- Data provided
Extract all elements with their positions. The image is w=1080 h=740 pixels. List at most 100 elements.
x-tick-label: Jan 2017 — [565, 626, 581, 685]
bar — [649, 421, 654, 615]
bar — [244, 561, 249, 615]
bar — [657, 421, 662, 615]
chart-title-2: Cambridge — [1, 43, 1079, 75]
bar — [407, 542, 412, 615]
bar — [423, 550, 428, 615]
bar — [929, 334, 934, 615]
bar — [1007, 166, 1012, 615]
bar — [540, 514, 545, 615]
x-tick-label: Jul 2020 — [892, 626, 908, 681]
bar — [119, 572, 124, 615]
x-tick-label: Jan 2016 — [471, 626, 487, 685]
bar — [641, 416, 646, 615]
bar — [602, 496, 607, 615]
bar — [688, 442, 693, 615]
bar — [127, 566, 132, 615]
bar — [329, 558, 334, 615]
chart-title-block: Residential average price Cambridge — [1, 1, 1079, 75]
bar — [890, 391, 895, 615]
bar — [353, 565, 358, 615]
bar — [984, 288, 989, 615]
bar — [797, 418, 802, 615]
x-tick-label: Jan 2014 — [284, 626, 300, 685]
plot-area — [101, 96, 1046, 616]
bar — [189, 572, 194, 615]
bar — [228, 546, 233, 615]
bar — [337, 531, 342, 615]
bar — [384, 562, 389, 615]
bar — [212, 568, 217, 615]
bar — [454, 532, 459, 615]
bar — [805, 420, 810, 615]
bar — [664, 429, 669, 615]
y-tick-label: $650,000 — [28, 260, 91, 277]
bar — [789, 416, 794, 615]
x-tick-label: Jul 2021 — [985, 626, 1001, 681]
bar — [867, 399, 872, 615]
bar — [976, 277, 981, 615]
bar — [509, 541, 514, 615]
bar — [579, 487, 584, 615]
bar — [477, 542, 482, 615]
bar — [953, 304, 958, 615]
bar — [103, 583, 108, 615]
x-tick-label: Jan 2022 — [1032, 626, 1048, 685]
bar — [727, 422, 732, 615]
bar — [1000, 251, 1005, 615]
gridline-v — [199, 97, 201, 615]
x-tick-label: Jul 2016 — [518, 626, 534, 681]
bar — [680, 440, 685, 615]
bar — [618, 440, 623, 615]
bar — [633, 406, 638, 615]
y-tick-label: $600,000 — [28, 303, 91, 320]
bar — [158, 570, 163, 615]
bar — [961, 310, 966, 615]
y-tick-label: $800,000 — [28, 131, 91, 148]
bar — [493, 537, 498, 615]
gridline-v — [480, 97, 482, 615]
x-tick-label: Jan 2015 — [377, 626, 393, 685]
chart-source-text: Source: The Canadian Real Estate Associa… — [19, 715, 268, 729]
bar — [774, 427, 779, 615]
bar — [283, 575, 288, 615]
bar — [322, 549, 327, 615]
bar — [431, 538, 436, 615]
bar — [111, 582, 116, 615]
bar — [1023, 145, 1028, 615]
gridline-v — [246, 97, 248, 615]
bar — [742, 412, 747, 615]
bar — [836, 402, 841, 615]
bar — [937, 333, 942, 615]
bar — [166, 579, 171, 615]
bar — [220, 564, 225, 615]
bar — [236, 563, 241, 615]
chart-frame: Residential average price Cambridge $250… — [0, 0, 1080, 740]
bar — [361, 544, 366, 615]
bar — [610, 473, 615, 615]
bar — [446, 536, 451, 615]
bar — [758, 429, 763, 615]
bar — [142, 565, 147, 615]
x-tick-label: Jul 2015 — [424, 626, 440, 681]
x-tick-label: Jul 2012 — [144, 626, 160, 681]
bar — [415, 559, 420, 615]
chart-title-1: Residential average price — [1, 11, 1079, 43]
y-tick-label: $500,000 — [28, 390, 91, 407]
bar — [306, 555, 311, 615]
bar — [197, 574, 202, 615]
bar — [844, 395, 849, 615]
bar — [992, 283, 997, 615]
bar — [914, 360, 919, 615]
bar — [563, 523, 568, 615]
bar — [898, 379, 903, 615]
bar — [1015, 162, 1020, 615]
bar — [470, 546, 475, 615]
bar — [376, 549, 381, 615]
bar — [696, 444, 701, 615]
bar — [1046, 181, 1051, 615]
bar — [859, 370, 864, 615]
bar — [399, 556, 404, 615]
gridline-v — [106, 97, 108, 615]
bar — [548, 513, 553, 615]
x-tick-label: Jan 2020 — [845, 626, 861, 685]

- Short task
Transcribe all of the items above word for word, keeping every line as it stands.

- Full solution
Extract all elements with their positions. The image is w=1080 h=740 pixels. List at most 100 elements.
x-tick-label: Jan 2017 — [565, 626, 581, 685]
bar — [649, 421, 654, 615]
bar — [244, 561, 249, 615]
bar — [657, 421, 662, 615]
chart-title-2: Cambridge — [1, 43, 1079, 75]
bar — [407, 542, 412, 615]
bar — [423, 550, 428, 615]
bar — [929, 334, 934, 615]
bar — [1007, 166, 1012, 615]
bar — [540, 514, 545, 615]
x-tick-label: Jul 2020 — [892, 626, 908, 681]
bar — [119, 572, 124, 615]
x-tick-label: Jan 2016 — [471, 626, 487, 685]
bar — [641, 416, 646, 615]
bar — [602, 496, 607, 615]
bar — [688, 442, 693, 615]
bar — [127, 566, 132, 615]
bar — [329, 558, 334, 615]
chart-title-block: Residential average price Cambridge — [1, 1, 1079, 75]
bar — [890, 391, 895, 615]
bar — [353, 565, 358, 615]
bar — [984, 288, 989, 615]
bar — [797, 418, 802, 615]
x-tick-label: Jan 2014 — [284, 626, 300, 685]
plot-area — [101, 96, 1046, 616]
bar — [189, 572, 194, 615]
bar — [228, 546, 233, 615]
bar — [337, 531, 342, 615]
bar — [384, 562, 389, 615]
bar — [212, 568, 217, 615]
bar — [454, 532, 459, 615]
bar — [805, 420, 810, 615]
bar — [664, 429, 669, 615]
y-tick-label: $650,000 — [28, 260, 91, 277]
bar — [789, 416, 794, 615]
x-tick-label: Jul 2021 — [985, 626, 1001, 681]
bar — [867, 399, 872, 615]
bar — [976, 277, 981, 615]
bar — [509, 541, 514, 615]
bar — [579, 487, 584, 615]
bar — [477, 542, 482, 615]
bar — [953, 304, 958, 615]
bar — [103, 583, 108, 615]
x-tick-label: Jan 2022 — [1032, 626, 1048, 685]
bar — [727, 422, 732, 615]
bar — [1000, 251, 1005, 615]
gridline-v — [199, 97, 201, 615]
x-tick-label: Jul 2016 — [518, 626, 534, 681]
bar — [680, 440, 685, 615]
bar — [618, 440, 623, 615]
bar — [633, 406, 638, 615]
y-tick-label: $600,000 — [28, 303, 91, 320]
bar — [158, 570, 163, 615]
bar — [961, 310, 966, 615]
y-tick-label: $800,000 — [28, 131, 91, 148]
bar — [493, 537, 498, 615]
gridline-v — [480, 97, 482, 615]
x-tick-label: Jan 2015 — [377, 626, 393, 685]
chart-source-text: Source: The Canadian Real Estate Associa… — [19, 715, 268, 729]
bar — [774, 427, 779, 615]
bar — [283, 575, 288, 615]
bar — [322, 549, 327, 615]
bar — [431, 538, 436, 615]
bar — [111, 582, 116, 615]
bar — [1023, 145, 1028, 615]
gridline-v — [246, 97, 248, 615]
bar — [742, 412, 747, 615]
bar — [836, 402, 841, 615]
bar — [937, 333, 942, 615]
bar — [166, 579, 171, 615]
bar — [220, 564, 225, 615]
bar — [236, 563, 241, 615]
chart-frame: Residential average price Cambridge $250… — [0, 0, 1080, 740]
bar — [361, 544, 366, 615]
bar — [610, 473, 615, 615]
bar — [446, 536, 451, 615]
bar — [758, 429, 763, 615]
bar — [142, 565, 147, 615]
x-tick-label: Jul 2015 — [424, 626, 440, 681]
x-tick-label: Jul 2012 — [144, 626, 160, 681]
bar — [415, 559, 420, 615]
chart-title-1: Residential average price — [1, 11, 1079, 43]
y-tick-label: $500,000 — [28, 390, 91, 407]
bar — [306, 555, 311, 615]
bar — [197, 574, 202, 615]
bar — [844, 395, 849, 615]
bar — [992, 283, 997, 615]
bar — [914, 360, 919, 615]
bar — [563, 523, 568, 615]
bar — [898, 379, 903, 615]
bar — [1015, 162, 1020, 615]
bar — [470, 546, 475, 615]
bar — [376, 549, 381, 615]
bar — [696, 444, 701, 615]
bar — [1046, 181, 1051, 615]
bar — [859, 370, 864, 615]
bar — [399, 556, 404, 615]
gridline-v — [106, 97, 108, 615]
bar — [548, 513, 553, 615]
x-tick-label: Jan 2020 — [845, 626, 861, 685]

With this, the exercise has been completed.